_Entries shown_.
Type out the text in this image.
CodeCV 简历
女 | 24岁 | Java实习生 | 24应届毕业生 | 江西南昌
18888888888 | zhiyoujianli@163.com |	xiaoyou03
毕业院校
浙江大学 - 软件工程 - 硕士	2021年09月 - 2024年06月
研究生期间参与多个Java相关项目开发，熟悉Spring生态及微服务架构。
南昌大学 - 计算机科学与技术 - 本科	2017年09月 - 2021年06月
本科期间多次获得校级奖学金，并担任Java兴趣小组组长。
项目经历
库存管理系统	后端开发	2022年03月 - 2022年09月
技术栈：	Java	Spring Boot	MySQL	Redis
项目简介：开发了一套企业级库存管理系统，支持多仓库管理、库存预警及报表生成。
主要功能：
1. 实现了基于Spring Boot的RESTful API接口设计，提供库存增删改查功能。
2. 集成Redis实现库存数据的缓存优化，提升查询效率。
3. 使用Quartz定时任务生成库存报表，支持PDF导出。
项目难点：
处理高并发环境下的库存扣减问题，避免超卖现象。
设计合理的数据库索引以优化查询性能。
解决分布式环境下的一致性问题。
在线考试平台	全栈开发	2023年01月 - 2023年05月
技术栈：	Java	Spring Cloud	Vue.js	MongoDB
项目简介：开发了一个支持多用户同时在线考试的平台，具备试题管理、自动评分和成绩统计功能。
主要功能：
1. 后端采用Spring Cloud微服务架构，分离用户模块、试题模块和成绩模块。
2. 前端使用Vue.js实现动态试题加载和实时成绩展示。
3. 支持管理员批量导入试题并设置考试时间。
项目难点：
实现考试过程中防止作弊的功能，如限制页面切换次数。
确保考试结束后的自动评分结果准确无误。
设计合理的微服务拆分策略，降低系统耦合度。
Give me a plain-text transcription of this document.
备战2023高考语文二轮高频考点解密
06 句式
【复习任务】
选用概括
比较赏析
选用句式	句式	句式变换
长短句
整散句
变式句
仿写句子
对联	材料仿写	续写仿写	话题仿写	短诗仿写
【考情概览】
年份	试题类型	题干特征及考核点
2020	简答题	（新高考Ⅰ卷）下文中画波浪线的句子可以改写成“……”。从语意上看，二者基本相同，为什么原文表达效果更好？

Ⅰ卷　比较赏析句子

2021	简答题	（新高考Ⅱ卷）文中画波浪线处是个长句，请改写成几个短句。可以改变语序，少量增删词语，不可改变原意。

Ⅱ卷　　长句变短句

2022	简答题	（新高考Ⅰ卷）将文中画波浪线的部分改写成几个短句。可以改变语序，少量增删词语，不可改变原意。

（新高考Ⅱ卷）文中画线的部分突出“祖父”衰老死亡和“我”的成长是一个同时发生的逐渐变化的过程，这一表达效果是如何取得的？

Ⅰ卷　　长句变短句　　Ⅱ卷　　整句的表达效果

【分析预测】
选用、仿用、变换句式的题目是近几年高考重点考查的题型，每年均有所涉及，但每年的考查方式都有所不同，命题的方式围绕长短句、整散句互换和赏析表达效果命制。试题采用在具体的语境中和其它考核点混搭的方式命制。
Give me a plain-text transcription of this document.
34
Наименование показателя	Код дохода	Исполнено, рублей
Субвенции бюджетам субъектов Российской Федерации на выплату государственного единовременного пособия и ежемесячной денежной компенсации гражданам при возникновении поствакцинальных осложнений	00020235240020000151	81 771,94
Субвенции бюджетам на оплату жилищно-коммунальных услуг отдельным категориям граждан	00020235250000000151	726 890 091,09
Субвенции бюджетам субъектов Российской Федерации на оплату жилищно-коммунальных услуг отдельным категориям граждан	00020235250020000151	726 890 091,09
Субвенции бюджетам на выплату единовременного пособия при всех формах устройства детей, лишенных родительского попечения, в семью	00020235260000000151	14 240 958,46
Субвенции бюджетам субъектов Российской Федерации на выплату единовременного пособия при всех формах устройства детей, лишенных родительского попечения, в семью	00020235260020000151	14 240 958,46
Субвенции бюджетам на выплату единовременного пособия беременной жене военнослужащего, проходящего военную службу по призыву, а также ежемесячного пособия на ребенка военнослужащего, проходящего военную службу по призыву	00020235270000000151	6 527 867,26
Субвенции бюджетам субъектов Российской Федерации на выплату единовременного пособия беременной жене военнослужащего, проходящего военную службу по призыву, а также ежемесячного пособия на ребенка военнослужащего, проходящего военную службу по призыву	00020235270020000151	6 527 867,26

_Task requirements_.
Output the complete data exactly as written.

_Result_.
Type out the text in this image.
CodeCV 简历
女 | 24岁 | Java实习生 | 24应届毕业生 | 江西南昌
18888888888 | zhiyoujianli@163.com |	xiaoyou03
毕业院校
浙江大学 - 软件工程 - 硕士	2021年09月 - 2024年06月
研究生期间参与多个Java相关项目开发，熟悉Spring生态及微服务架构。
南昌大学 - 计算机科学与技术 - 本科	2017年09月 - 2021年06月
本科期间多次获得校级奖学金，并担任Java兴趣小组组长。
项目经历
库存管理系统	后端开发	2022年03月 - 2022年09月
技术栈：	Java	Spring Boot	MySQL	Redis
项目简介：开发了一套企业级库存管理系统，支持多仓库管理、库存预警及报表生成。
主要功能：
1. 实现了基于Spring Boot的RESTful API接口设计，提供库存增删改查功能。
2. 集成Redis实现库存数据的缓存优化，提升查询效率。
3. 使用Quartz定时任务生成库存报表，支持PDF导出。
项目难点：
处理高并发环境下的库存扣减问题，避免超卖现象。
设计合理的数据库索引以优化查询性能。
解决分布式环境下的一致性问题。
在线考试平台	全栈开发	2023年01月 - 2023年05月
技术栈：	Java	Spring Cloud	Vue.js	MongoDB
项目简介：开发了一个支持多用户同时在线考试的平台，具备试题管理、自动评分和成绩统计功能。
主要功能：
1. 后端采用Spring Cloud微服务架构，分离用户模块、试题模块和成绩模块。
2. 前端使用Vue.js实现动态试题加载和实时成绩展示。
3. 支持管理员批量导入试题并设置考试时间。
项目难点：
实现考试过程中防止作弊的功能，如限制页面切换次数。
确保考试结束后的自动评分结果准确无误。
设计合理的微服务拆分策略，降低系统耦合度。
Give me a plain-text transcription of this document.
备战2023高考语文二轮高频考点解密
06 句式
【复习任务】
选用概括
比较赏析
选用句式	句式	句式变换
长短句
整散句
变式句
仿写句子
对联	材料仿写	续写仿写	话题仿写	短诗仿写
【考情概览】
年份	试题类型	题干特征及考核点
2020	简答题	（新高考Ⅰ卷）下文中画波浪线的句子可以改写成“……”。从语意上看，二者基本相同，为什么原文表达效果更好？

Ⅰ卷　比较赏析句子

2021	简答题	（新高考Ⅱ卷）文中画波浪线处是个长句，请改写成几个短句。可以改变语序，少量增删词语，不可改变原意。

Ⅱ卷　　长句变短句

2022	简答题	（新高考Ⅰ卷）将文中画波浪线的部分改写成几个短句。可以改变语序，少量增删词语，不可改变原意。

（新高考Ⅱ卷）文中画线的部分突出“祖父”衰老死亡和“我”的成长是一个同时发生的逐渐变化的过程，这一表达效果是如何取得的？

Ⅰ卷　　长句变短句　　Ⅱ卷　　整句的表达效果

【分析预测】
选用、仿用、变换句式的题目是近几年高考重点考查的题型，每年均有所涉及，但每年的考查方式都有所不同，命题的方式围绕长短句、整散句互换和赏析表达效果命制。试题采用在具体的语境中和其它考核点混搭的方式命制。
Give me a plain-text transcription of this document.
34
Наименование показателя	Код дохода	Исполнено, рублей
Субвенции бюджетам субъектов Российской Федерации на выплату государственного единовременного пособия и ежемесячной денежной компенсации гражданам при возникновении поствакцинальных осложнений	00020235240020000151	81 771,94
Субвенции бюджетам на оплату жилищно-коммунальных услуг отдельным категориям граждан	00020235250000000151	726 890 091,09
Субвенции бюджетам субъектов Российской Федерации на оплату жилищно-коммунальных услуг отдельным категориям граждан	00020235250020000151	726 890 091,09
Субвенции бюджетам на выплату единовременного пособия при всех формах устройства детей, лишенных родительского попечения, в семью	00020235260000000151	14 240 958,46
Субвенции бюджетам субъектов Российской Федерации на выплату единовременного пособия при всех формах устройства детей, лишенных родительского попечения, в семью	00020235260020000151	14 240 958,46
Субвенции бюджетам на выплату единовременного пособия беременной жене военнослужащего, проходящего военную службу по призыву, а также ежемесячного пособия на ребенка военнослужащего, проходящего военную службу по призыву	00020235270000000151	6 527 867,26
Субвенции бюджетам субъектов Российской Федерации на выплату единовременного пособия беременной жене военнослужащего, проходящего военную службу по призыву, а также ежемесячного пособия на ребенка военнослужащего, проходящего военную службу по призыву	00020235270020000151	6 527 867,26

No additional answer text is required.